= Mercury Theatre (Australia) =

Australian theatre company (1946–1954)

The Mercury Theatre was an Australian theatre company co-founded by Peter Finch and operating from 1946 to 1954. It was named after the American Orson Welles' theatre company of the same name.

==Founding==
The Mercury was established in 1946 by Finch, Allan Ashbolt, Sydney John Kay, Colin Scrimgeour and John Wiltshire. The driving force for much of the company's time was Kay. They would frequently tour shows throughout the country.

————————

** Problems and tasks **
a. According to the Mercury Theatre text, who was the driving force for much of the company's time?
b. Using the Mercury Theatre text, explain why the company carried the name "Mercury."
c. Say whether each statement agrees with the Mercury Theatre text: (i) The company was set up in 1946. (ii) The company seldom took its shows on the road. (iii) Peter Finch was the driving force for much of the company's time.

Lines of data
————————

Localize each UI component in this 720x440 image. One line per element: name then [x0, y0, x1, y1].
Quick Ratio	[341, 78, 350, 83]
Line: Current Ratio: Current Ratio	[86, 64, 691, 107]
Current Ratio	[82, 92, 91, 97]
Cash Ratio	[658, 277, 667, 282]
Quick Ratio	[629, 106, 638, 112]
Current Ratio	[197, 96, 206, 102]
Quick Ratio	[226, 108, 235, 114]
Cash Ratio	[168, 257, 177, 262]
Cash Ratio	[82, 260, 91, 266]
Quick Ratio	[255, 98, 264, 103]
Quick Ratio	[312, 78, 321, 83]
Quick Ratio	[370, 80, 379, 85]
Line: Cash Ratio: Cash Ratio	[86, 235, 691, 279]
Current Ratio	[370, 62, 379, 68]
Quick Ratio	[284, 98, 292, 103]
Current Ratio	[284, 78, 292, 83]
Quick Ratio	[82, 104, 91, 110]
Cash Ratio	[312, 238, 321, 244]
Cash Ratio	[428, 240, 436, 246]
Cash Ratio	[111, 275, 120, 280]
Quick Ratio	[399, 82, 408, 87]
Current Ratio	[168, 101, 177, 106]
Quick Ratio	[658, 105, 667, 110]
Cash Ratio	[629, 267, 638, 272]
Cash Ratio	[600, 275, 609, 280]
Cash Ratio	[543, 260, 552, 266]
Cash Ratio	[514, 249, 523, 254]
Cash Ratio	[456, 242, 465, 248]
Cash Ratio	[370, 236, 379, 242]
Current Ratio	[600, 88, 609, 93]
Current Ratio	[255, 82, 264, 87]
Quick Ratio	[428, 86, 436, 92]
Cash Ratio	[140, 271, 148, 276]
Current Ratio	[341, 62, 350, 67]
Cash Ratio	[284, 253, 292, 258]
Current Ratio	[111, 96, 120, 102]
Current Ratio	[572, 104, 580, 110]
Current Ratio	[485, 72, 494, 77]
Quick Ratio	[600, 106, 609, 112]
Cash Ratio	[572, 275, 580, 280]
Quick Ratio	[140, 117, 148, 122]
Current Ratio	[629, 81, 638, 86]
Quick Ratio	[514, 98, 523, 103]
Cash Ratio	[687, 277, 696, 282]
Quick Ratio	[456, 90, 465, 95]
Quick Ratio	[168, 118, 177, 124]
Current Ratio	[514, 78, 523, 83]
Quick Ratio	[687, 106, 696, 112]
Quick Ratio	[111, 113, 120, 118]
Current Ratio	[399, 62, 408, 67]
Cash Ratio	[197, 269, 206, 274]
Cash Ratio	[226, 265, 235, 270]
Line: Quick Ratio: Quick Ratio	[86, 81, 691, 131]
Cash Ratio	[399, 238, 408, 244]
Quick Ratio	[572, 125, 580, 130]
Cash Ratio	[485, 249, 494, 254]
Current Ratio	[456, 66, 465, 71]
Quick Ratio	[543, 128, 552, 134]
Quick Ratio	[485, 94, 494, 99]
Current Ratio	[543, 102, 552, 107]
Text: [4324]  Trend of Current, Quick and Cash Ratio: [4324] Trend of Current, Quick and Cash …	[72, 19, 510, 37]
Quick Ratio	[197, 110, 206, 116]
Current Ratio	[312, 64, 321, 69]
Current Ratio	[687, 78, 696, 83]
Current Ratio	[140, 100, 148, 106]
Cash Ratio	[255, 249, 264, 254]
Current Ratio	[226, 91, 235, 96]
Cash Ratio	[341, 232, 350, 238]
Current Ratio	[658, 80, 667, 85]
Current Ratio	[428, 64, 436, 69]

————————

** The solutions **
a. Sydney John Kay.

b. It was named after the American Orson Welles' theatre company, which had the same name.

c.
(i) Yes: "The Mercury was established in 1946"
(ii) No: "They would frequently tour shows throughout the country."
(iii) No: "The driving force for much of the company's time was Kay."